Problem requirements: Without including any images, repeat the data exactly.

Supplied entries:
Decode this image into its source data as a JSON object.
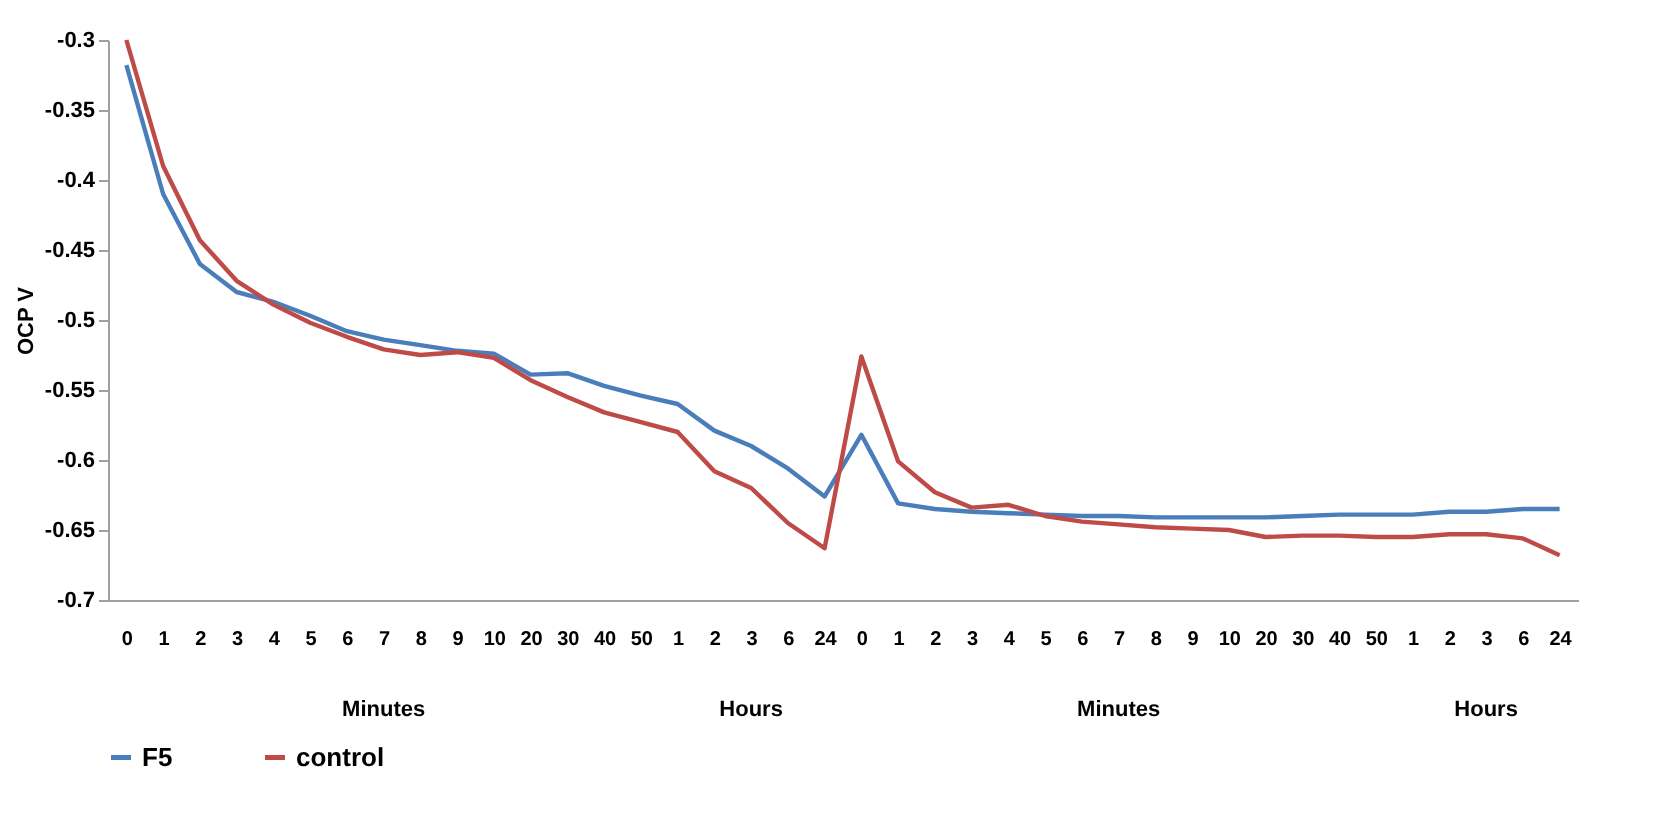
{
  "chart_data": {
    "type": "line",
    "ylabel": "OCP V",
    "categories": [
      "0",
      "1",
      "2",
      "3",
      "4",
      "5",
      "6",
      "7",
      "8",
      "9",
      "10",
      "20",
      "30",
      "40",
      "50",
      "1",
      "2",
      "3",
      "6",
      "24",
      "0",
      "1",
      "2",
      "3",
      "4",
      "5",
      "6",
      "7",
      "8",
      "9",
      "10",
      "20",
      "30",
      "40",
      "50",
      "1",
      "2",
      "3",
      "6",
      "24"
    ],
    "series": [
      {
        "name": "F5",
        "color": "#4a7ebb",
        "values": [
          -0.318,
          -0.41,
          -0.46,
          -0.48,
          -0.487,
          -0.497,
          -0.508,
          -0.514,
          -0.518,
          -0.522,
          -0.524,
          -0.539,
          -0.538,
          -0.547,
          -0.554,
          -0.56,
          -0.579,
          -0.59,
          -0.606,
          -0.626,
          -0.582,
          -0.631,
          -0.635,
          -0.637,
          -0.638,
          -0.639,
          -0.64,
          -0.64,
          -0.641,
          -0.641,
          -0.641,
          -0.641,
          -0.64,
          -0.639,
          -0.639,
          -0.639,
          -0.637,
          -0.637,
          -0.635,
          -0.635
        ]
      },
      {
        "name": "control",
        "color": "#be4b48",
        "values": [
          -0.3,
          -0.39,
          -0.443,
          -0.472,
          -0.489,
          -0.502,
          -0.512,
          -0.521,
          -0.525,
          -0.523,
          -0.527,
          -0.543,
          -0.555,
          -0.566,
          -0.573,
          -0.58,
          -0.608,
          -0.62,
          -0.645,
          -0.663,
          -0.526,
          -0.601,
          -0.623,
          -0.634,
          -0.632,
          -0.64,
          -0.644,
          -0.646,
          -0.648,
          -0.649,
          -0.65,
          -0.655,
          -0.654,
          -0.654,
          -0.655,
          -0.655,
          -0.653,
          -0.653,
          -0.656,
          -0.668
        ]
      }
    ],
    "ylim": [
      -0.7,
      -0.3
    ],
    "yticks": [
      -0.7,
      -0.65,
      -0.6,
      -0.55,
      -0.5,
      -0.45,
      -0.4,
      -0.35,
      -0.3
    ],
    "annotations": [
      "Minutes",
      "Hours",
      "Minutes",
      "Hours"
    ],
    "legend": "bottom",
    "marker": "none",
    "line_style": "solid"
  }
}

Reply to the task:
Decode this image into its source data as a JSON object.
{
  "chart_data": {
    "type": "line",
    "ylabel": "OCP V",
    "categories": [
      "0",
      "1",
      "2",
      "3",
      "4",
      "5",
      "6",
      "7",
      "8",
      "9",
      "10",
      "20",
      "30",
      "40",
      "50",
      "1",
      "2",
      "3",
      "6",
      "24",
      "0",
      "1",
      "2",
      "3",
      "4",
      "5",
      "6",
      "7",
      "8",
      "9",
      "10",
      "20",
      "30",
      "40",
      "50",
      "1",
      "2",
      "3",
      "6",
      "24"
    ],
    "series": [
      {
        "name": "F5",
        "color": "#4a7ebb",
        "values": [
          -0.318,
          -0.41,
          -0.46,
          -0.48,
          -0.487,
          -0.497,
          -0.508,
          -0.514,
          -0.518,
          -0.522,
          -0.524,
          -0.539,
          -0.538,
          -0.547,
          -0.554,
          -0.56,
          -0.579,
          -0.59,
          -0.606,
          -0.626,
          -0.582,
          -0.631,
          -0.635,
          -0.637,
          -0.638,
          -0.639,
          -0.64,
          -0.64,
          -0.641,
          -0.641,
          -0.641,
          -0.641,
          -0.64,
          -0.639,
          -0.639,
          -0.639,
          -0.637,
          -0.637,
          -0.635,
          -0.635
        ]
      },
      {
        "name": "control",
        "color": "#be4b48",
        "values": [
          -0.3,
          -0.39,
          -0.443,
          -0.472,
          -0.489,
          -0.502,
          -0.512,
          -0.521,
          -0.525,
          -0.523,
          -0.527,
          -0.543,
          -0.555,
          -0.566,
          -0.573,
          -0.58,
          -0.608,
          -0.62,
          -0.645,
          -0.663,
          -0.526,
          -0.601,
          -0.623,
          -0.634,
          -0.632,
          -0.64,
          -0.644,
          -0.646,
          -0.648,
          -0.649,
          -0.65,
          -0.655,
          -0.654,
          -0.654,
          -0.655,
          -0.655,
          -0.653,
          -0.653,
          -0.656,
          -0.668
        ]
      }
    ],
    "ylim": [
      -0.7,
      -0.3
    ],
    "yticks": [
      -0.7,
      -0.65,
      -0.6,
      -0.55,
      -0.5,
      -0.45,
      -0.4,
      -0.35,
      -0.3
    ],
    "annotations": [
      "Minutes",
      "Hours",
      "Minutes",
      "Hours"
    ],
    "legend": "bottom",
    "marker": "none",
    "line_style": "solid"
  }
}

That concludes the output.